··· Material provided ···

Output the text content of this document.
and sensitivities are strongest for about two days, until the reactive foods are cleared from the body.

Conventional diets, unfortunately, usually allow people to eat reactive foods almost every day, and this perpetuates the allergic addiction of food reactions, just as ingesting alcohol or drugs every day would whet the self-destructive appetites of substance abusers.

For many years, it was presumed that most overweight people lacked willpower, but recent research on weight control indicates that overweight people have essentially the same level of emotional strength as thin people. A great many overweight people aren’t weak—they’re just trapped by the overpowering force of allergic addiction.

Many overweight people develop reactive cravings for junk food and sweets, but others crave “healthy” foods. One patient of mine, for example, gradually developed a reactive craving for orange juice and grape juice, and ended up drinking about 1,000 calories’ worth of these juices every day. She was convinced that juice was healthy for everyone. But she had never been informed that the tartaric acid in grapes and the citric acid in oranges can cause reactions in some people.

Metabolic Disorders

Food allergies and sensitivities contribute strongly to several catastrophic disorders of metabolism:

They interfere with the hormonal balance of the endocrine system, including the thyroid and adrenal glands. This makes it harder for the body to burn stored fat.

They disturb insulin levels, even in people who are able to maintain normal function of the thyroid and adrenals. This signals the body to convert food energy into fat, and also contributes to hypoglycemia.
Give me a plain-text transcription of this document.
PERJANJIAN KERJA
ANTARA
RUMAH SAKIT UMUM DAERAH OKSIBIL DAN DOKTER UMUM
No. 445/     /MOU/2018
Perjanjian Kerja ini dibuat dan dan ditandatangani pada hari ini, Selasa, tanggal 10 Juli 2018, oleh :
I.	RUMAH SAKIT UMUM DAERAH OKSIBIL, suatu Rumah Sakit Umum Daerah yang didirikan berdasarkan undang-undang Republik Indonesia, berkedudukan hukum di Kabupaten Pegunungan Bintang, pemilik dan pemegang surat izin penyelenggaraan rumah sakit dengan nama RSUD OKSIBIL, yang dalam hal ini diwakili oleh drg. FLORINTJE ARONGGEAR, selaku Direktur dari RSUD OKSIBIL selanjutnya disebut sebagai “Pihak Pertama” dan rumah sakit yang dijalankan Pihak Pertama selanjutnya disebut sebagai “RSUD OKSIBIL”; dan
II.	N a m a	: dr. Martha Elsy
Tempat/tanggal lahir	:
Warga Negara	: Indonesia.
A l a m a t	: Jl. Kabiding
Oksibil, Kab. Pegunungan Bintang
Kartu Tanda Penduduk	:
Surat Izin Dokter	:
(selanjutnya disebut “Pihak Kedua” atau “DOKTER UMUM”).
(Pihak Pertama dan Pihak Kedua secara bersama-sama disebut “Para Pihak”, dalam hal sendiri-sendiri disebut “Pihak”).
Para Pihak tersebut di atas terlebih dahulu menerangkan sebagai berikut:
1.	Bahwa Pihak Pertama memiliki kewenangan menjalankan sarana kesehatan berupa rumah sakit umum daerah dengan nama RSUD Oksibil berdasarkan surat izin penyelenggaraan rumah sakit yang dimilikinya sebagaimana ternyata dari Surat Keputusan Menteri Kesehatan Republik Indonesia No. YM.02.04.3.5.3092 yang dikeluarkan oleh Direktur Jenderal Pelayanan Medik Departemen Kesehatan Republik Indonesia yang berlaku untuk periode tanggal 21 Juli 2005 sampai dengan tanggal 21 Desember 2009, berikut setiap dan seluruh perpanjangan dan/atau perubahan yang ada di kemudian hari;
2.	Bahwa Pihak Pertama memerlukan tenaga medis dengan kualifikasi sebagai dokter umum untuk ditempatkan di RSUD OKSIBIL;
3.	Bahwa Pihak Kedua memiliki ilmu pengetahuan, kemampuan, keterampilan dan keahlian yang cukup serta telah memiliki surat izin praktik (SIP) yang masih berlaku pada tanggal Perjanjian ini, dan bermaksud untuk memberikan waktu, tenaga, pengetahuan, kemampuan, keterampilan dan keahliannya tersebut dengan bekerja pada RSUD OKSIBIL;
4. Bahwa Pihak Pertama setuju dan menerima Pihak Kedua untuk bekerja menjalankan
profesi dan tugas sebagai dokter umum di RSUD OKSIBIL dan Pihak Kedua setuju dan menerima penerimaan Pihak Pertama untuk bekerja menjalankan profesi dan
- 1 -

···

__What the task requires__
Filter the records down to the lines that contain the string "tersebut", and copy those lines.

__Task answer__
Para Pihak tersebut di atas terlebih dahulu menerangkan sebagai berikut:
3.	Bahwa Pihak Kedua memiliki ilmu pengetahuan, kemampuan, keterampilan dan keahlian yang cukup serta telah memiliki surat izin praktik (SIP) yang masih berlaku pada tanggal Perjanjian ini, dan bermaksud untuk memberikan waktu, tenaga, pengetahuan, kemampuan, keterampilan dan keahliannya tersebut dengan bekerja pada RSUD OKSIBIL;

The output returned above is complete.